# Arizona has the guns, Chicago has the crime.



## Warrigal (Oct 22, 2015)

Manatee, you shouldn't tempt me this way.

I saw this statement as a signature on one of your posts, and peculiar creature that I am, I had to investigate to see if it is true.

Here is my fact check finding.

Given that Chicago is a city and Arizona is a state, I couldn't find a direct comparison but I did find this link that compares murder rates nationally and by state http://www.deathpenaltyinfo.org/murder-rates-nationally-and-state#MRord

In the table showing murder statistics ranked by 2103, highest to lowest, Illinois and Arizona are very close together at 11th and 12th. Both are above the state average for states without the death penalty and fairly close to the average of states with the death penalty.

Fact check conclusion - your statement is false. Sorry. :hide:


----------



## QuickSilver (Oct 22, 2015)

Arizona has cactus.....  Chicago has poverty and street gangs..


----------



## AZ Jim (Oct 22, 2015)

Phoenix is our big city.  It is where we have the most crime.
http://chicago.areaconnect.com/crime/compare.htm?c1=Chicago&s1=IL&c2=phoenix&s2=AZ


----------



## applecruncher (Oct 22, 2015)

Why is a resident of Sydney, Australia so interested in crime stats in Arizona and Chicago? Do you have friends/family in those places? Are you planning to visit?


----------



## BobF (Oct 22, 2015)

Document layout detection data:
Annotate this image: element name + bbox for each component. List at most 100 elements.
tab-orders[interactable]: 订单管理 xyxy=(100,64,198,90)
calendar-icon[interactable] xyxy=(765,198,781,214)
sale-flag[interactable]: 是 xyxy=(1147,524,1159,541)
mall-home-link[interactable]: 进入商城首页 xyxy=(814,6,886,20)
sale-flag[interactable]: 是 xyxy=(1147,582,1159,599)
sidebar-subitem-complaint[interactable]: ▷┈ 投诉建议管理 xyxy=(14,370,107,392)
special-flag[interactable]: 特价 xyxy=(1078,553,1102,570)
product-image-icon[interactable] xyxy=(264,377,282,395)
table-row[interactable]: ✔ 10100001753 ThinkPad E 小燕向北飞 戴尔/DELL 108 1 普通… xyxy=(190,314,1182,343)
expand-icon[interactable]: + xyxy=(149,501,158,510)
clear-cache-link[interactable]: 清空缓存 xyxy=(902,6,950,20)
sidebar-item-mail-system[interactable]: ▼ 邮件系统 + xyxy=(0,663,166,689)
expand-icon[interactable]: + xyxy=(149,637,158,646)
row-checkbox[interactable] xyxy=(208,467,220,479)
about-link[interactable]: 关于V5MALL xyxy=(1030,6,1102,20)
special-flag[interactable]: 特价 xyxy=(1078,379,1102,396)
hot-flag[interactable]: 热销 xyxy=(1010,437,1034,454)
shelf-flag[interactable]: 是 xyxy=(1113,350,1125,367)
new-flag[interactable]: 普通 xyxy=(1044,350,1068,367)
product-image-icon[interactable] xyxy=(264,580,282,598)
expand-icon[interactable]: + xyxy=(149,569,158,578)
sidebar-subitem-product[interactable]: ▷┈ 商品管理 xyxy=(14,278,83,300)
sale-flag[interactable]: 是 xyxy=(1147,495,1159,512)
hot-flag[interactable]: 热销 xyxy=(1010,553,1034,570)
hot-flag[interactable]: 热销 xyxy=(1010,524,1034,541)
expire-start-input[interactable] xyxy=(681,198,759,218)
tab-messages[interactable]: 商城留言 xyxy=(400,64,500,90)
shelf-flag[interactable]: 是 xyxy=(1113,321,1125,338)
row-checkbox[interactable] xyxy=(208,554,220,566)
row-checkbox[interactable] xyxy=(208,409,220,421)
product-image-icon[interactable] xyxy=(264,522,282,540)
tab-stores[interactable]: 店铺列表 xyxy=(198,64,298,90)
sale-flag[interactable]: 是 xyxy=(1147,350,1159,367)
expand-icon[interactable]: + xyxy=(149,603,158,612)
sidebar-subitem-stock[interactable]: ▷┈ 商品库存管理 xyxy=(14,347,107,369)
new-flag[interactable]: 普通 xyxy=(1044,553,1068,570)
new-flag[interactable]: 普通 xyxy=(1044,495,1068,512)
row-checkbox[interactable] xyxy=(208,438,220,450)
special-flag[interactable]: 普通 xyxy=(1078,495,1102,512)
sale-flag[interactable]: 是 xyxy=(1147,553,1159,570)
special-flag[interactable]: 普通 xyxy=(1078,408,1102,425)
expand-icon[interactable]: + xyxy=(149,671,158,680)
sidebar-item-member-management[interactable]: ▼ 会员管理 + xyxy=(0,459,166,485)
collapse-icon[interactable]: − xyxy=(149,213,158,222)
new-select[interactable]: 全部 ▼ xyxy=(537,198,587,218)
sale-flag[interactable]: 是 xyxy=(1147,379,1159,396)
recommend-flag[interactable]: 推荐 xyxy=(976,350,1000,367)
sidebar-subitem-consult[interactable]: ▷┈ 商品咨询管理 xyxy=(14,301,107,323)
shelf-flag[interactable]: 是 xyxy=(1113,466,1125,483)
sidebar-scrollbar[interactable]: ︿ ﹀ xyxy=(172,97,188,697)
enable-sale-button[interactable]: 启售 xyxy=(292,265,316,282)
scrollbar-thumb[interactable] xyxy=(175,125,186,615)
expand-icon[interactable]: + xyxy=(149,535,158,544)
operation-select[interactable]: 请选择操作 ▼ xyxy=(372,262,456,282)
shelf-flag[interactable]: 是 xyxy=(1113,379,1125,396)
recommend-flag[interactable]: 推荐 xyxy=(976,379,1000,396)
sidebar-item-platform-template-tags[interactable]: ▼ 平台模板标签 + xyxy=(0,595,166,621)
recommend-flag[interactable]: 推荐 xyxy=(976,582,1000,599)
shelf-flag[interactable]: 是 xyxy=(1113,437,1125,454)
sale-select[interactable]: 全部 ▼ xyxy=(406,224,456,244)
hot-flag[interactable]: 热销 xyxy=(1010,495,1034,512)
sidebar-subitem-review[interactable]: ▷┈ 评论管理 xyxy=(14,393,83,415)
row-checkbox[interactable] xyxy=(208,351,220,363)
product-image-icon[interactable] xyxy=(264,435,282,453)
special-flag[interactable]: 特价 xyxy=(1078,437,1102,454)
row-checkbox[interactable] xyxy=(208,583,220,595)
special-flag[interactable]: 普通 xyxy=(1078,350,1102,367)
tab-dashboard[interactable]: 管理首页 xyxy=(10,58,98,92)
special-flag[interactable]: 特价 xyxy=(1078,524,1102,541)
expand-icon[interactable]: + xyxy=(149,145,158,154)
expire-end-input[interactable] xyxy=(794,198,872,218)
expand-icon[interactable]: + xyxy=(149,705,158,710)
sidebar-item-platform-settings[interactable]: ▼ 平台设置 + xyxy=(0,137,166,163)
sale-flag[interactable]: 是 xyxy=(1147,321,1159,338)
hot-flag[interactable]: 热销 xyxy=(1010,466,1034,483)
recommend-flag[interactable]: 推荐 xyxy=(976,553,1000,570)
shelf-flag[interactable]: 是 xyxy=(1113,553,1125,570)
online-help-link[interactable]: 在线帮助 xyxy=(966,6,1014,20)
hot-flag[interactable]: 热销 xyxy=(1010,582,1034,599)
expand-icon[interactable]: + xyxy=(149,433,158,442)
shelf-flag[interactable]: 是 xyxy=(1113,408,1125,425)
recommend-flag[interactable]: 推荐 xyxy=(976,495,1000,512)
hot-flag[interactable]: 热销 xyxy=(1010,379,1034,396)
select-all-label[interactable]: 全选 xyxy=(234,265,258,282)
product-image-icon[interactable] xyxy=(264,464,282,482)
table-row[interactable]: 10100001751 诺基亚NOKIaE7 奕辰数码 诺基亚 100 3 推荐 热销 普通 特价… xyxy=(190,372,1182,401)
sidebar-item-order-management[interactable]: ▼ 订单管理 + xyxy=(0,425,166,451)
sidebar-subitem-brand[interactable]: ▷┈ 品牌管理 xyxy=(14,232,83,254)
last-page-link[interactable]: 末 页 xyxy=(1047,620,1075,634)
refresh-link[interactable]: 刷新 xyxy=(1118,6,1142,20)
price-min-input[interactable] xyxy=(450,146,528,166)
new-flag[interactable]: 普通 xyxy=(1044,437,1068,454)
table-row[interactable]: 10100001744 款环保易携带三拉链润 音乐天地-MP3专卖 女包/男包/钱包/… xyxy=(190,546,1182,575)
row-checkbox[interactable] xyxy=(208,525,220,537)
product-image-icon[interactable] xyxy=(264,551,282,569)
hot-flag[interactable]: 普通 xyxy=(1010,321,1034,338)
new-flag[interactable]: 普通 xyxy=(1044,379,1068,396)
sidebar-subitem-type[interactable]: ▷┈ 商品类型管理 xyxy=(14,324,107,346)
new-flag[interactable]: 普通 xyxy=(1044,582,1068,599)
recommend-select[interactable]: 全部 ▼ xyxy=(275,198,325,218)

STUDY QUESTIONS:
[1] In the Arizona and Chicago crime thread, rewrite the paragraph beginning "Given that Chicago is a city" more briefly, keeping its main facts.
[2] Continue the Arizona and Chicago crime thread from the point where it stops.

ANSWERS PROVIDED:
[1] Since Chicago is a city and Arizona is a state, I found no direct comparison, only a link comparing murder rates nationally and by state: http://www.deathpenaltyinfo.org/murder-rates-nationally-and-state#MRord

[2]
I think that in the US that is a fair question to ask of anyone.   No laws in our Republic to deny that freedom.   It is as fair as those left minded ones asking the other posters if they 'really' believe the US ways are really better.   I sure like our freedoms pretty much.   Personal put downs are really not good.   Many times I have been told this.


----------



## QuickSilver (Oct 22, 2015)

I think Warri was only rebutting Manatee's signature... and proving it false.


----------



## AZ Jim (Oct 22, 2015)

QuickSilver said:


> I think Warri was only rebutting Manatee's signature... and proving it false.


manatee has a signature?


----------



## QuickSilver (Oct 22, 2015)

AZ Jim said:


> manatee has a signature?



yes... it was the thread title


----------



## imp (Oct 22, 2015)

QuickSilver said:


> Arizona has cactus.....  Chicago has poverty and street gangs..



The Cactuses are only nasty when you do not leave them alone! Shortly after we moved to Arizona from Indiana, a news clip told of two guys outside of Tucson shooting shotguns at the big Saguaro Cactuses, one of them went to pose next to his target, and it promptly fell over, killing him. Conservation people estimated it's weight at about 17,000 lbs.   imp


----------



## applecruncher (Oct 22, 2015)

> Chicago has poverty and street gangs



And pizza to DIE for. Also great hot dogs.


----------



## imp (Oct 22, 2015)

Petty, petty. As important as the pimple on the dog's ass.   imp


----------



## AZ Jim (Oct 22, 2015)

I believe it Imp.  They are full of water so very heavy.  I  would say justice in this case.


----------



## RadishRose (Oct 22, 2015)

QuickSilver said:


> I think Warri was only rebutting Manatee's signature... and proving it false.




I didn't think it was intrinsic to a signature as it is known here, to be something offered for a "rebuttal".


----------



## Warrigal (Oct 22, 2015)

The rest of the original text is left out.